__What you are asked to do__
Transcribe the entries below exactly; leave every image out.

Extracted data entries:
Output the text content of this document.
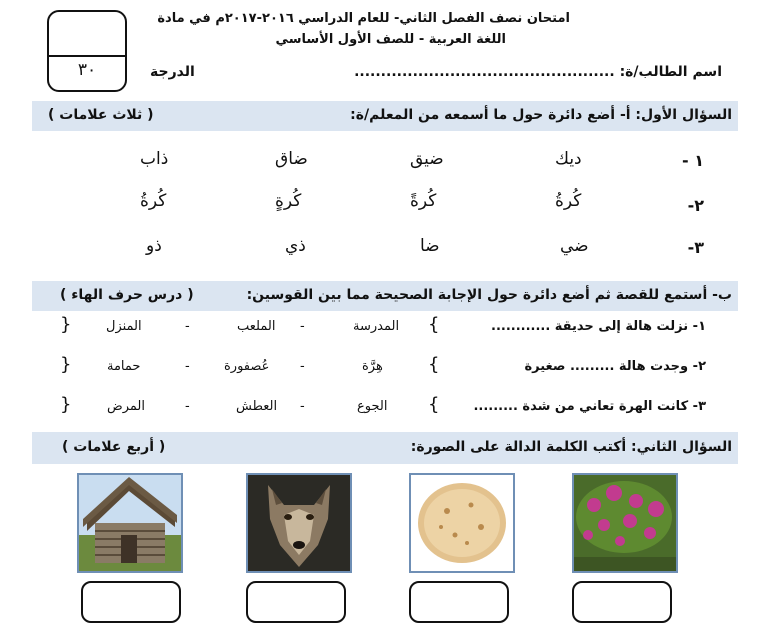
٣٠
امتحان نصف الفصل الثاني- للعام الدراسي ٢٠١٦-٢٠١٧م في مادة
اللغة العربية - للصف الأول الأساسي
اسم الطالب/ة: .................................................
الدرجة
السؤال الأول: أ- أضع دائرة حول ما أسمعه من المعلم/ة:
( ثلاث علامات )
١ -
ديك
ضيق
ضاق
ذاب
٢-
كُرةُ
كُرةً
كُرةٍ
كُرةُ
٣-
ضي
ضا
ذي
ذو
ب- أستمع للقصة ثم أضع دائرة حول الإجابة الصحيحة مما بين القوسين:
( درس حرف الهاء )
١- نزلت هالة إلى حديقة ............
{
المدرسة
-
الملعب
-
المنزل
}
٢- وجدت هالة ......... صغيرة
{
هِرَّة
-
عُصفورة
-
حمامة
}
٣- كانت الهرة تعاني من شدة .........
{
الجوع
-
العطش
-
المرض
}
السؤال الثاني: أكتب الكلمة الدالة على الصورة:
( أربع علامات )
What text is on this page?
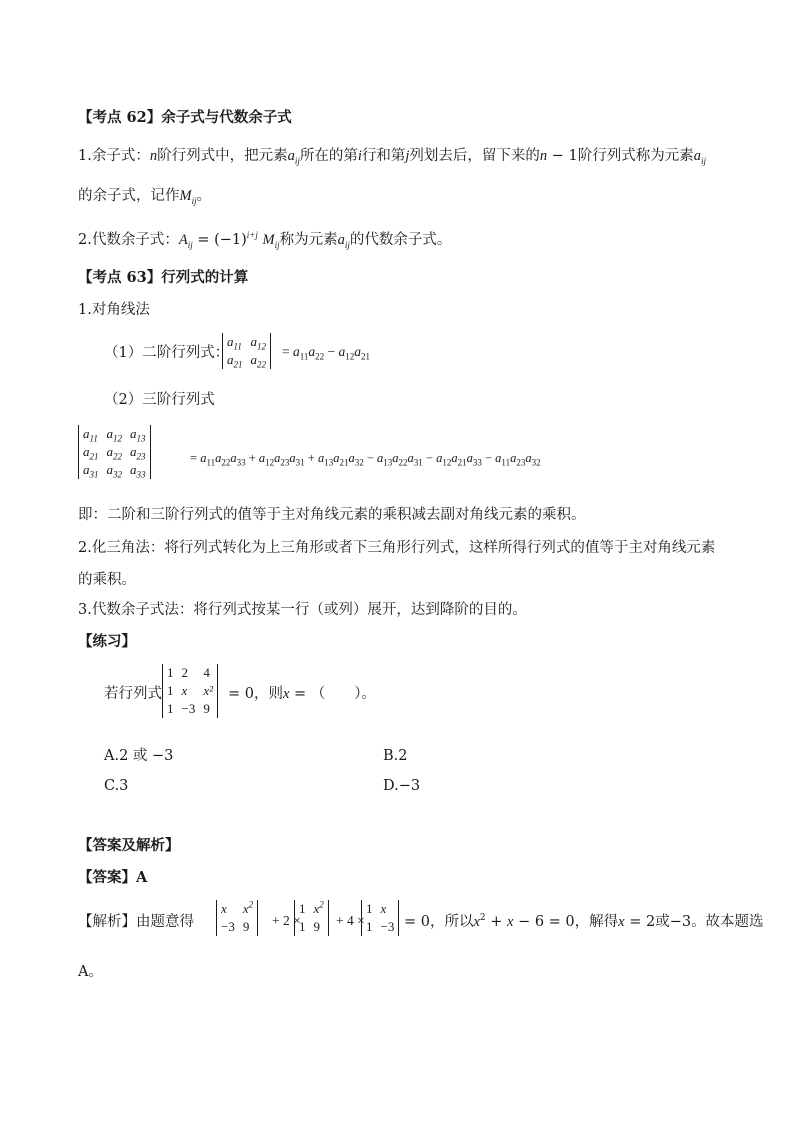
【考点 62】余子式与代数余子式
1.余子式：n阶行列式中，把元素$a_{ij}$所在的第i行和第j列划去后，留下来的n − 1阶行列式称为元素$a_{ij}$
的余子式，记作$M_{ij}$。
2.代数余子式：$A_{ij} = (-1)^{i+j}$ $M_{ij}$称为元素$a_{ij}$的代数余子式。
【考点 63】行列式的计算
1.对角线法
（1）二阶行列式：
$a_{11}$	$a_{12}$
$a_{21}$	$a_{22}$
= $a_{11}a_{22} - a_{12}a_{21}$
（2）三阶行列式
$a_{11}$	$a_{12}$	$a_{13}$
$a_{21}$	$a_{22}$	$a_{23}$
$a_{31}$	$a_{32}$	$a_{33}$
= $a_{11}a_{22}a_{33} + a_{12}a_{23}a_{31} + a_{13}a_{21}a_{32} - a_{13}a_{22}a_{31} - a_{12}a_{21}a_{33} - a_{11}a_{23}a_{32}$
即：二阶和三阶行列式的值等于主对角线元素的乘积减去副对角线元素的乘积。
2.化三角法：将行列式转化为上三角形或者下三角形行列式，这样所得行列式的值等于主对角线元素
的乘积。
3.代数余子式法：将行列式按某一行（或列）展开，达到降阶的目的。
【练习】
若行列式
1	2	4
1	x	x²
1	−3	9
= 0，则x = （　　）。
A.2 或 −3	B.2
C.3	D.−3
【答案及解析】
【答案】A
【解析】由题意得
x	$x^2$
−3	9 + 2 ×
1	$x^2$
1	9 + 4 ×
1	x
1	−3 = 0，所以$x^2 + x - 6 = 0$，解得x = 2或−3。故本题选
A。
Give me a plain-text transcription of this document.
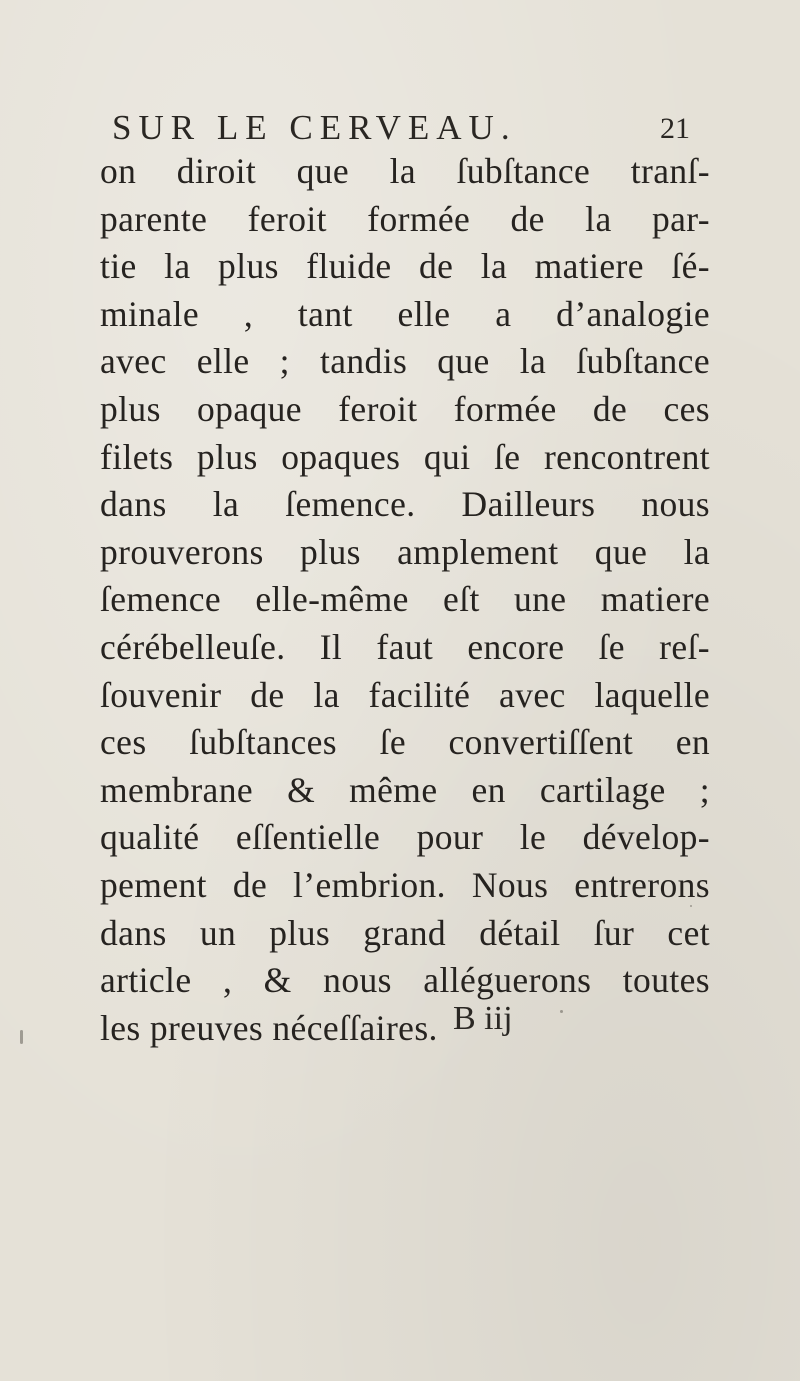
SUR LE CERVEAU.	21
on diroit que la ſubſtance tranſ-
parente feroit formée de la par-
tie la plus fluide de la matiere ſé-
minale , tant elle a d’analogie
avec elle ; tandis que la ſubſtance
plus opaque feroit formée de ces
filets plus opaques qui ſe rencontrent
dans la ſemence. Dailleurs nous
prouverons plus amplement que la
ſemence elle-même eſt une matiere
cérébelleuſe. Il faut encore ſe reſ-
ſouvenir de la facilité avec laquelle
ces ſubſtances ſe convertiſſent en
membrane & même en cartilage ;
qualité eſſentielle pour le dévelop-
pement de l’embrion. Nous entrerons
dans un plus grand détail ſur cet
article , & nous alléguerons toutes
les preuves néceſſaires. B iij
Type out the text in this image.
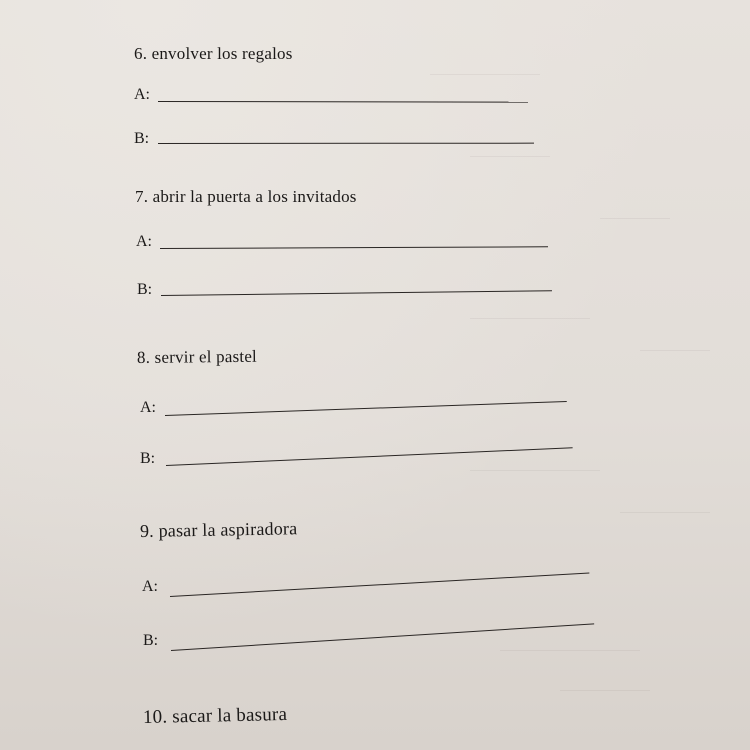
6. envolver los regalos
A:
B:
7. abrir la puerta a los invitados
A:
B:
8. servir el pastel
A:
B:
9. pasar la aspiradora
A:
B:
10. sacar la basura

__Response below__
Output the text content of this document.
٣٠
امتحان نصف الفصل الثاني- للعام الدراسي ٢٠١٦-٢٠١٧م في مادة
اللغة العربية - للصف الأول الأساسي
اسم الطالب/ة: .................................................
الدرجة
السؤال الأول: أ- أضع دائرة حول ما أسمعه من المعلم/ة:
( ثلاث علامات )
١ -
ديك
ضيق
ضاق
ذاب
٢-
كُرةُ
كُرةً
كُرةٍ
كُرةُ
٣-
ضي
ضا
ذي
ذو
ب- أستمع للقصة ثم أضع دائرة حول الإجابة الصحيحة مما بين القوسين:
( درس حرف الهاء )
١- نزلت هالة إلى حديقة ............
{
المدرسة
-
الملعب
-
المنزل
}
٢- وجدت هالة ......... صغيرة
{
هِرَّة
-
عُصفورة
-
حمامة
}
٣- كانت الهرة تعاني من شدة .........
{
الجوع
-
العطش
-
المرض
}
السؤال الثاني: أكتب الكلمة الدالة على الصورة:
( أربع علامات )
What text is on this page?
【考点 62】余子式与代数余子式
1.余子式：n阶行列式中，把元素$a_{ij}$所在的第i行和第j列划去后，留下来的n − 1阶行列式称为元素$a_{ij}$
的余子式，记作$M_{ij}$。
2.代数余子式：$A_{ij} = (-1)^{i+j}$ $M_{ij}$称为元素$a_{ij}$的代数余子式。
【考点 63】行列式的计算
1.对角线法
（1）二阶行列式：
$a_{11}$	$a_{12}$
$a_{21}$	$a_{22}$
= $a_{11}a_{22} - a_{12}a_{21}$
（2）三阶行列式
$a_{11}$	$a_{12}$	$a_{13}$
$a_{21}$	$a_{22}$	$a_{23}$
$a_{31}$	$a_{32}$	$a_{33}$
= $a_{11}a_{22}a_{33} + a_{12}a_{23}a_{31} + a_{13}a_{21}a_{32} - a_{13}a_{22}a_{31} - a_{12}a_{21}a_{33} - a_{11}a_{23}a_{32}$
即：二阶和三阶行列式的值等于主对角线元素的乘积减去副对角线元素的乘积。
2.化三角法：将行列式转化为上三角形或者下三角形行列式，这样所得行列式的值等于主对角线元素
的乘积。
3.代数余子式法：将行列式按某一行（或列）展开，达到降阶的目的。
【练习】
若行列式
1	2	4
1	x	x²
1	−3	9
= 0，则x = （　　）。
A.2 或 −3	B.2
C.3	D.−3
【答案及解析】
【答案】A
【解析】由题意得
x	$x^2$
−3	9 + 2 ×
1	$x^2$
1	9 + 4 ×
1	x
1	−3 = 0，所以$x^2 + x - 6 = 0$，解得x = 2或−3。故本题选
A。
Give me a plain-text transcription of this document.
SUR LE CERVEAU.	21
on diroit que la ſubſtance tranſ-
parente feroit formée de la par-
tie la plus fluide de la matiere ſé-
minale , tant elle a d’analogie
avec elle ; tandis que la ſubſtance
plus opaque feroit formée de ces
filets plus opaques qui ſe rencontrent
dans la ſemence. Dailleurs nous
prouverons plus amplement que la
ſemence elle-même eſt une matiere
cérébelleuſe. Il faut encore ſe reſ-
ſouvenir de la facilité avec laquelle
ces ſubſtances ſe convertiſſent en
membrane & même en cartilage ;
qualité eſſentielle pour le dévelop-
pement de l’embrion. Nous entrerons
dans un plus grand détail ſur cet
article , & nous alléguerons toutes
les preuves néceſſaires. B iij
Type out the text in this image.
6. envolver los regalos
A:
B:
7. abrir la puerta a los invitados
A:
B:
8. servir el pastel
A:
B:
9. pasar la aspiradora
A:
B:
10. sacar la basura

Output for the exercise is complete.